Supplied material:
* * * * * * * * *

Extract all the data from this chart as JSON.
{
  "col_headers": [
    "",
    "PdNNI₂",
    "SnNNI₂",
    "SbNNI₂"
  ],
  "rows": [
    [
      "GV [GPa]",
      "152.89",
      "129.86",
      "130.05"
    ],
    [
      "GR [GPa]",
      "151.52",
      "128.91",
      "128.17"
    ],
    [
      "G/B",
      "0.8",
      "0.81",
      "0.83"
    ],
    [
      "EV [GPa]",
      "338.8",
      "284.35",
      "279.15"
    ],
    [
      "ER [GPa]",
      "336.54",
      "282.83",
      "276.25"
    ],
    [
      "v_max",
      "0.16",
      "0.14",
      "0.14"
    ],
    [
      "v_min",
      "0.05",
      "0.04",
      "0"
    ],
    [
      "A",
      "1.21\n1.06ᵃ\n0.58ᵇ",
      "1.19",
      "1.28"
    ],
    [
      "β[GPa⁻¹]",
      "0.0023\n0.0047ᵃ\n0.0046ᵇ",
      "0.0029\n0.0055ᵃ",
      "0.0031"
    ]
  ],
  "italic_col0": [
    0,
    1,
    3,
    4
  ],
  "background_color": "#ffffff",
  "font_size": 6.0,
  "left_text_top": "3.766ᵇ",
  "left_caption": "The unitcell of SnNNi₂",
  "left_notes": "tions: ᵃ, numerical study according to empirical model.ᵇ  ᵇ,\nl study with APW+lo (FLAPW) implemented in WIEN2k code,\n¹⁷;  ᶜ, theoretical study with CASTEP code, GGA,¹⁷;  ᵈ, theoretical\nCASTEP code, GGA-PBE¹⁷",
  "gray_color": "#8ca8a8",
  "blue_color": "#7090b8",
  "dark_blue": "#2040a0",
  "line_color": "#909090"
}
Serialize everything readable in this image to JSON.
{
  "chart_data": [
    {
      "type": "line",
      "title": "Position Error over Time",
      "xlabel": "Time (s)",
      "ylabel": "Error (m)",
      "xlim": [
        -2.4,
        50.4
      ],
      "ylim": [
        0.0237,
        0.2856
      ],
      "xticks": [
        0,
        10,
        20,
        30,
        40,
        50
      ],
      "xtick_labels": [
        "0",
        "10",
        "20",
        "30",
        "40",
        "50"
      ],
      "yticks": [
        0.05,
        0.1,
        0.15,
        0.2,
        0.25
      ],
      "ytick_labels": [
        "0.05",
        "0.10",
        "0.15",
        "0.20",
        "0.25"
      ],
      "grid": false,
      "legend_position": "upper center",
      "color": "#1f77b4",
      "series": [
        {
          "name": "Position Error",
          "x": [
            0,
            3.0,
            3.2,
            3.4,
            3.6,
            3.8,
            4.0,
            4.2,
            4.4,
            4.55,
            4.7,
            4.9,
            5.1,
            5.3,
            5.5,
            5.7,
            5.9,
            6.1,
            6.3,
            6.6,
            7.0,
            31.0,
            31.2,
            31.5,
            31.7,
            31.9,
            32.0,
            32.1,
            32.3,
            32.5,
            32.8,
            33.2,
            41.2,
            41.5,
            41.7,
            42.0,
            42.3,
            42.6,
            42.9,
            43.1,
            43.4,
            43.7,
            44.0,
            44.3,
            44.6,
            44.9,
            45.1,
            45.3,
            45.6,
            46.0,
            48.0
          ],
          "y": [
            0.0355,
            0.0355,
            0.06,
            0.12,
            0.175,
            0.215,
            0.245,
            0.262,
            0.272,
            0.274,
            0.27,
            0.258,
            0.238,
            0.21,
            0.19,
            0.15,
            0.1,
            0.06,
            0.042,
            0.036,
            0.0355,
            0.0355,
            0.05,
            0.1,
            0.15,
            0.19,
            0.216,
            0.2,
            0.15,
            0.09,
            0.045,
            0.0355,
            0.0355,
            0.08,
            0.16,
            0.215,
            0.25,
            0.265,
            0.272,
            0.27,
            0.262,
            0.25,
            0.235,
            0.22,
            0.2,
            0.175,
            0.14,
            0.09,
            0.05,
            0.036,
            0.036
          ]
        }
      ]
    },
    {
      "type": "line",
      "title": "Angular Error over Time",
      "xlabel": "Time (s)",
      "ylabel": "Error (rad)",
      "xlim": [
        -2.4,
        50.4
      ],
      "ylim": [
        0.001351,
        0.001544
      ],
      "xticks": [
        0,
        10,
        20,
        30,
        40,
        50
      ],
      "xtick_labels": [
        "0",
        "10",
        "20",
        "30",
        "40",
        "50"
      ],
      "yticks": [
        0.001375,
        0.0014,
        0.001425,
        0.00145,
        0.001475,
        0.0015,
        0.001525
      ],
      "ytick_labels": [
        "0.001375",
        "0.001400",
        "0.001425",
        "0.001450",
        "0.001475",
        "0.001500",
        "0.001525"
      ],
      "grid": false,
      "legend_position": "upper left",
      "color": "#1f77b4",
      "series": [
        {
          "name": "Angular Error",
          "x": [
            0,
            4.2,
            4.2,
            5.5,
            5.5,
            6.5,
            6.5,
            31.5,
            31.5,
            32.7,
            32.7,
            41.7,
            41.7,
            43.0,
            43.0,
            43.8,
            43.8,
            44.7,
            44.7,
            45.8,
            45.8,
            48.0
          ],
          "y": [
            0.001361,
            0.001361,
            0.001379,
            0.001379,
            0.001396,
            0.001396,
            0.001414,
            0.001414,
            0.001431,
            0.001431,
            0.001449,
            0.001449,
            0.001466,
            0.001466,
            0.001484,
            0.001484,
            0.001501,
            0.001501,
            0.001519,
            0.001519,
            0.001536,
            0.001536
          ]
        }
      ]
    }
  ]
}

* * * * * * * * *

The task:
In the entries above, find every line with the word "JSON" and list it.

Response for this exercise:
Extract all the data from this chart as JSON.
Serialize everything readable in this image to JSON.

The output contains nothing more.